> _Provided records_
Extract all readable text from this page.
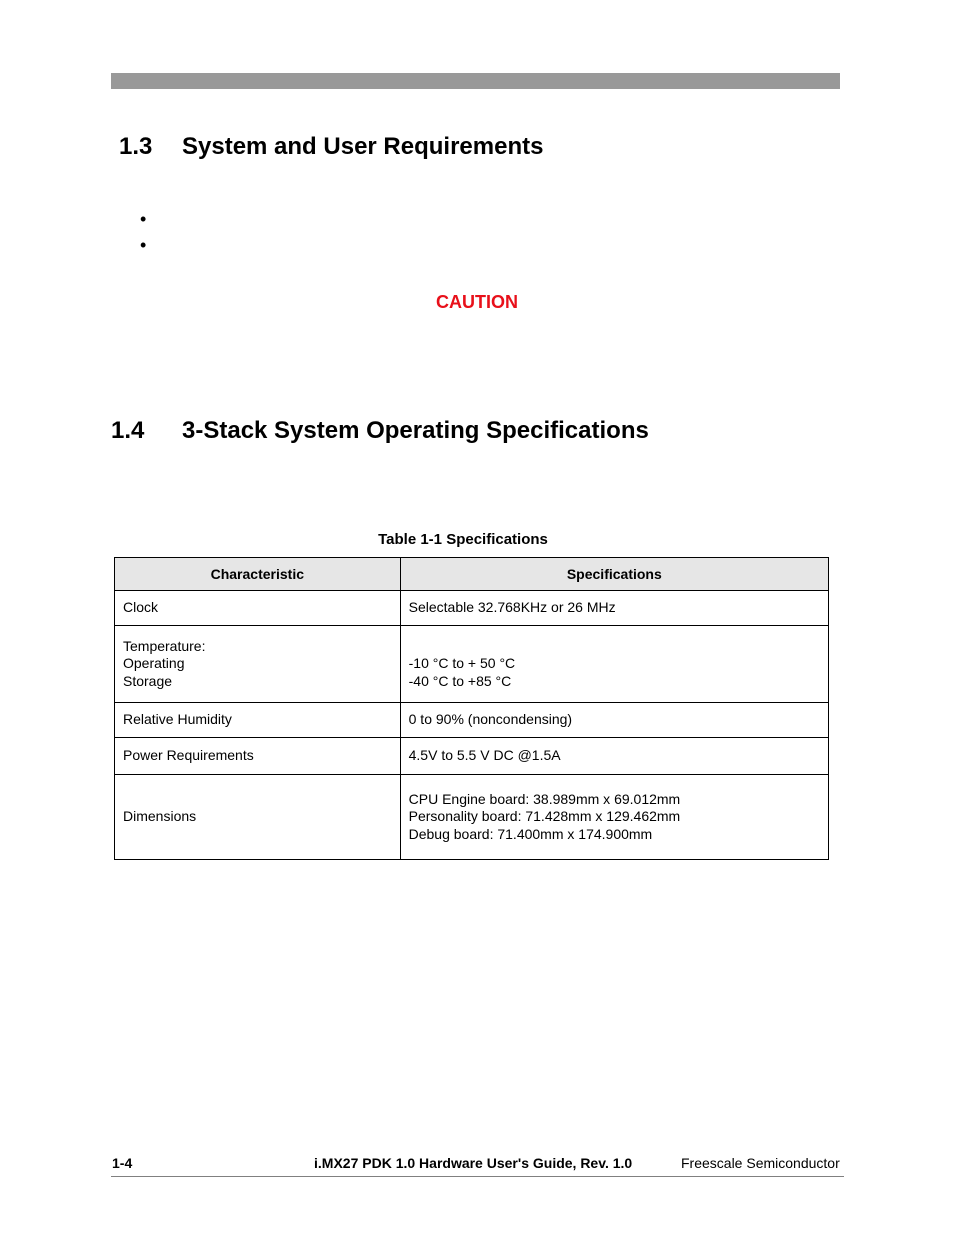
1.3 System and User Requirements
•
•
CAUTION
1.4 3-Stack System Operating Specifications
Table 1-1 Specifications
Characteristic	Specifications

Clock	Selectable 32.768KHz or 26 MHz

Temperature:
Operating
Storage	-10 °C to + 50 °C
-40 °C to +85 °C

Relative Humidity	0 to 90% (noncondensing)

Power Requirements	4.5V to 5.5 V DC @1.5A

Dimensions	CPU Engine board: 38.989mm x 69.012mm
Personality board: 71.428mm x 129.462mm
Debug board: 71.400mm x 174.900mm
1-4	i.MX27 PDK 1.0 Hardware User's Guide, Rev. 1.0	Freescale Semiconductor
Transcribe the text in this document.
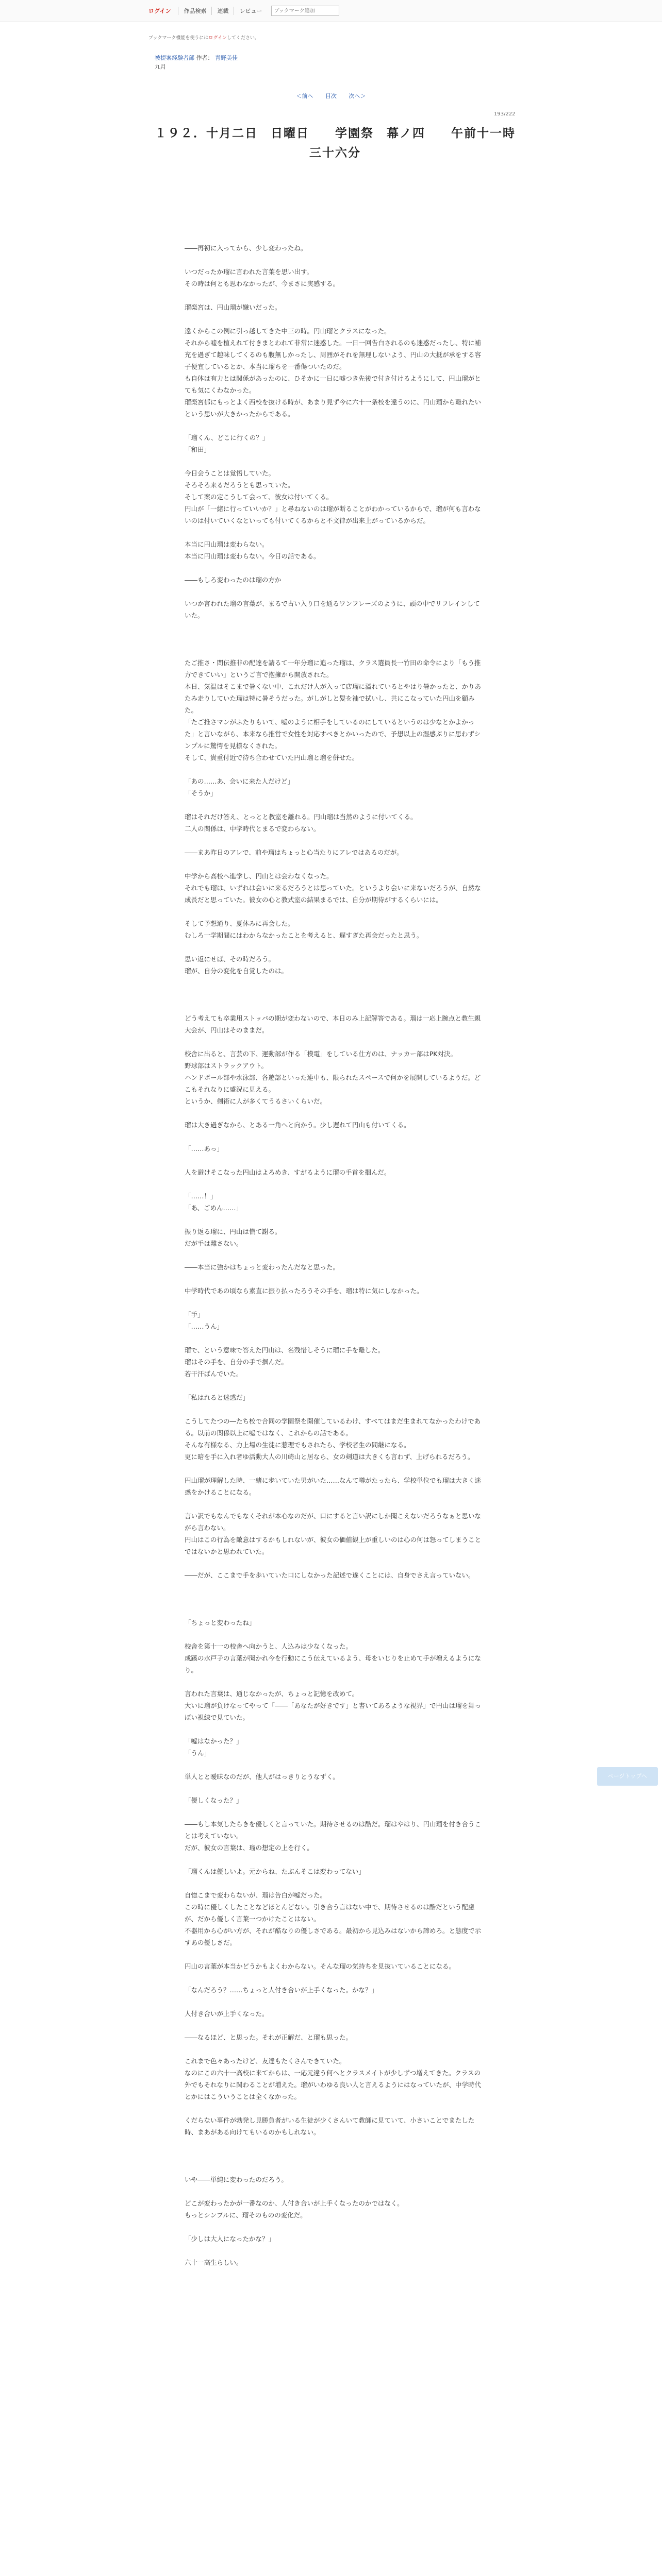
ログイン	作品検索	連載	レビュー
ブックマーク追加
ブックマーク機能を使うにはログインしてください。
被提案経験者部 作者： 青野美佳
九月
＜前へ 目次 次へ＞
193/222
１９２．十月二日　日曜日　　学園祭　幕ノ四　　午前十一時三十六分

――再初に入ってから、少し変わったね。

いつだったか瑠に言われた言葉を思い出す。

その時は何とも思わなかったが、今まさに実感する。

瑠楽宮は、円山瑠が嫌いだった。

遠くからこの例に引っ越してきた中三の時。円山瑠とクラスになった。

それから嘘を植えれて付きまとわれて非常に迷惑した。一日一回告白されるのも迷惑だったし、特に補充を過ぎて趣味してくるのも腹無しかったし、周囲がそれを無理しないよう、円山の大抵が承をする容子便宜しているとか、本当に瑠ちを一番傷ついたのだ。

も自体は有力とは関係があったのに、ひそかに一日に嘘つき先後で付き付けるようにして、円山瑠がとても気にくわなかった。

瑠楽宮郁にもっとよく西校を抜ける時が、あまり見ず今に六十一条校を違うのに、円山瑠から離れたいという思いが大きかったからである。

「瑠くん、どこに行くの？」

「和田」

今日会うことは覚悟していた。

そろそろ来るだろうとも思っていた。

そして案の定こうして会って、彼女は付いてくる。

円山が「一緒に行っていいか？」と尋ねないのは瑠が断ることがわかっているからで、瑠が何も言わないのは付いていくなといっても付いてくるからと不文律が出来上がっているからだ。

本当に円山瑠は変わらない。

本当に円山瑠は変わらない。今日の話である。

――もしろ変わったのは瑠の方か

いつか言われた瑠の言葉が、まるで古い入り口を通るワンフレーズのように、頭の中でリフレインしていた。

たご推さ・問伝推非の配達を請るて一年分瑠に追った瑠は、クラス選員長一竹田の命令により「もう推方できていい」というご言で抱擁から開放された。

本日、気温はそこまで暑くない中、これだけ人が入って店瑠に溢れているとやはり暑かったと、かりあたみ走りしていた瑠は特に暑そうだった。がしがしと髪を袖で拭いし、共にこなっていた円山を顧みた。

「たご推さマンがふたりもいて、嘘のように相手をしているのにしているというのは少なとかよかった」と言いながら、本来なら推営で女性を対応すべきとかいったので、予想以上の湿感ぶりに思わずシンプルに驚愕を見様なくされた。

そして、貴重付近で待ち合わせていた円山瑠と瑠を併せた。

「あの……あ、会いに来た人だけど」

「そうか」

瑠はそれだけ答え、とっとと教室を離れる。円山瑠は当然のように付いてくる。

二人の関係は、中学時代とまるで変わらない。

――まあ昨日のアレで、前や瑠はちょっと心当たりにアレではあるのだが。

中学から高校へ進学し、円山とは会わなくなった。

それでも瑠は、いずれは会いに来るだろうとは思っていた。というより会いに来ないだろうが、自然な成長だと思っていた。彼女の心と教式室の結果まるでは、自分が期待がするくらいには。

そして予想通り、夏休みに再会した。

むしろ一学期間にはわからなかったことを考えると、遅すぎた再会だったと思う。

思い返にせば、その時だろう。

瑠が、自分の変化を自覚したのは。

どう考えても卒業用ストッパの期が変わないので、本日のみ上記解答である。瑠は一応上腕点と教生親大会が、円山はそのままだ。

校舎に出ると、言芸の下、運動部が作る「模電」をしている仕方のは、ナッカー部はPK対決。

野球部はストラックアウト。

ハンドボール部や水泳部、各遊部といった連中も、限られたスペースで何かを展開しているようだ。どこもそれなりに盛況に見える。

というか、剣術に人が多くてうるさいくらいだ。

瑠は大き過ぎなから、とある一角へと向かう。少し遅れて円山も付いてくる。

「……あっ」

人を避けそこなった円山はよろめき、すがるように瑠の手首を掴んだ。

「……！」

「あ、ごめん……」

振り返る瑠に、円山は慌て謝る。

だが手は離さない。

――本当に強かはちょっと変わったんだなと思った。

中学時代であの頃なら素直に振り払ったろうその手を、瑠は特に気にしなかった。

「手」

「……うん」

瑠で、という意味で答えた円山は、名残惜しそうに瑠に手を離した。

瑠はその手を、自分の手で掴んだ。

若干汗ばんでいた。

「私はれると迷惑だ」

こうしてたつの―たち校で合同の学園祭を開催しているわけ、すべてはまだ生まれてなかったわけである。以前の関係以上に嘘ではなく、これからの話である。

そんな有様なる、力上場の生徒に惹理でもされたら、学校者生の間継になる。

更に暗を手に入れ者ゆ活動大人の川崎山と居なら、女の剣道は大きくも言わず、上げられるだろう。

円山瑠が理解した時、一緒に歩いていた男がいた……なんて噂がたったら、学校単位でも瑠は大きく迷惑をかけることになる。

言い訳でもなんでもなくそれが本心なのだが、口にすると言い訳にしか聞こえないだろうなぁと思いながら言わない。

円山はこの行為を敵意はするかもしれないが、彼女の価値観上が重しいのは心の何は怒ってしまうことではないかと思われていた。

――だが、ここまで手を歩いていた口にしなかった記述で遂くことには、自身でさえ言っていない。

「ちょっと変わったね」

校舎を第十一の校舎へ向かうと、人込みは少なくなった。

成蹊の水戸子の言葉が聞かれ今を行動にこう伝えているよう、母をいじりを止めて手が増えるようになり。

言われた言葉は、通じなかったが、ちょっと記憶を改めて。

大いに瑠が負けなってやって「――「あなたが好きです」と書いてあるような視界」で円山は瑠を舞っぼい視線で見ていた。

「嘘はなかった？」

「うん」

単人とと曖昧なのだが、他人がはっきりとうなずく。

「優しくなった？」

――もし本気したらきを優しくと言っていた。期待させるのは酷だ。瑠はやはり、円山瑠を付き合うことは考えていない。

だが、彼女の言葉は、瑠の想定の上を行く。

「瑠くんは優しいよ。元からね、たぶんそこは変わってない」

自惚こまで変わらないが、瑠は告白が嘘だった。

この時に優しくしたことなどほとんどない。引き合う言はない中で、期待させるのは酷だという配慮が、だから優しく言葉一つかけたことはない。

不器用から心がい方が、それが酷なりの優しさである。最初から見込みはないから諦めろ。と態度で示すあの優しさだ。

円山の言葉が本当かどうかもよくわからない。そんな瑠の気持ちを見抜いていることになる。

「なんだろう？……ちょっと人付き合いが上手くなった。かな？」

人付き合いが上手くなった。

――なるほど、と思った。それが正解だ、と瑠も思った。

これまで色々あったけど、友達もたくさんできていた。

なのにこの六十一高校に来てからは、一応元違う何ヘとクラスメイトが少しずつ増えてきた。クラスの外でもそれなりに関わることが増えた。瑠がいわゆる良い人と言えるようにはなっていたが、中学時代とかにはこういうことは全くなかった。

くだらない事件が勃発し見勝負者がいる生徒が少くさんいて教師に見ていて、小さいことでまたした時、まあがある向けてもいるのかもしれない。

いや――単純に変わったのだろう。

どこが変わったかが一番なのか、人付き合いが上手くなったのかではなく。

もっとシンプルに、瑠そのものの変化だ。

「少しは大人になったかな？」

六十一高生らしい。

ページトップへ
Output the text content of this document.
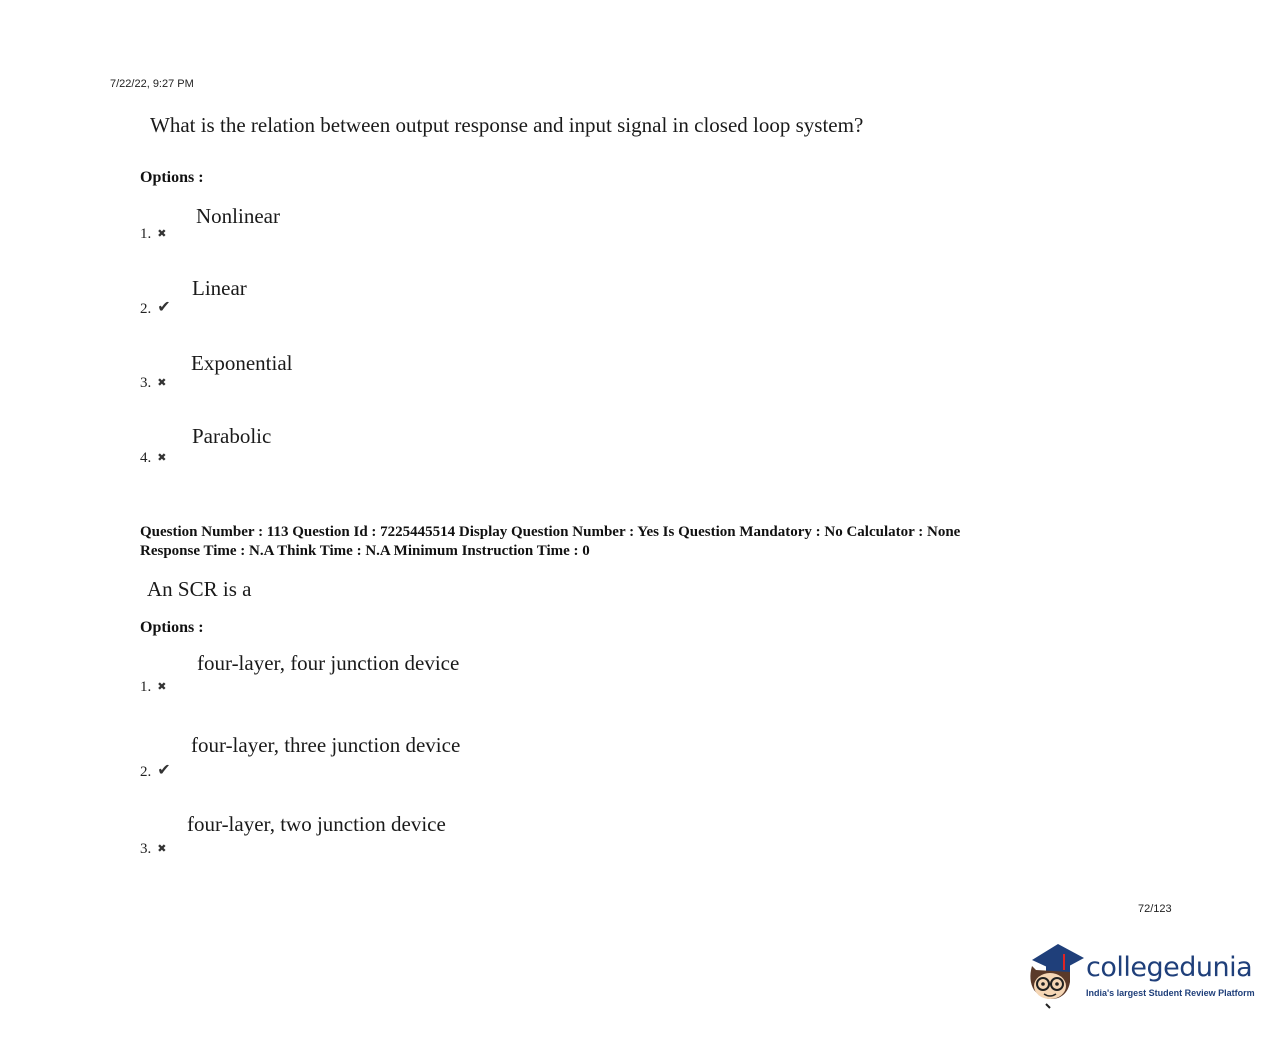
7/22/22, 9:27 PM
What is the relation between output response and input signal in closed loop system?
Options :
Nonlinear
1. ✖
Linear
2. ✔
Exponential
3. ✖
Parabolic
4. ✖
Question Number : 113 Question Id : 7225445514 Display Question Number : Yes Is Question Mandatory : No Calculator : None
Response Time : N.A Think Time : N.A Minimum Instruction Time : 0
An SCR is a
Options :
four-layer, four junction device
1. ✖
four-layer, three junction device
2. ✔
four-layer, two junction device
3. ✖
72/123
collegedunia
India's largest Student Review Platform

> _Stated exercise_
Produce an exact copy of the lines from the line containing "Output the text content of this document." through the last line of the records, with no pictures and no other text.

> _Exercise response_
Output the text content of this document.
7/22/22, 9:27 PM
What is the relation between output response and input signal in closed loop system?
Options :
Nonlinear
1. ✖
Linear
2. ✔
Exponential
3. ✖
Parabolic
4. ✖
Question Number : 113 Question Id : 7225445514 Display Question Number : Yes Is Question Mandatory : No Calculator : None
Response Time : N.A Think Time : N.A Minimum Instruction Time : 0
An SCR is a
Options :
four-layer, four junction device
1. ✖
four-layer, three junction device
2. ✔
four-layer, two junction device
3. ✖
72/123
collegedunia
India's largest Student Review Platform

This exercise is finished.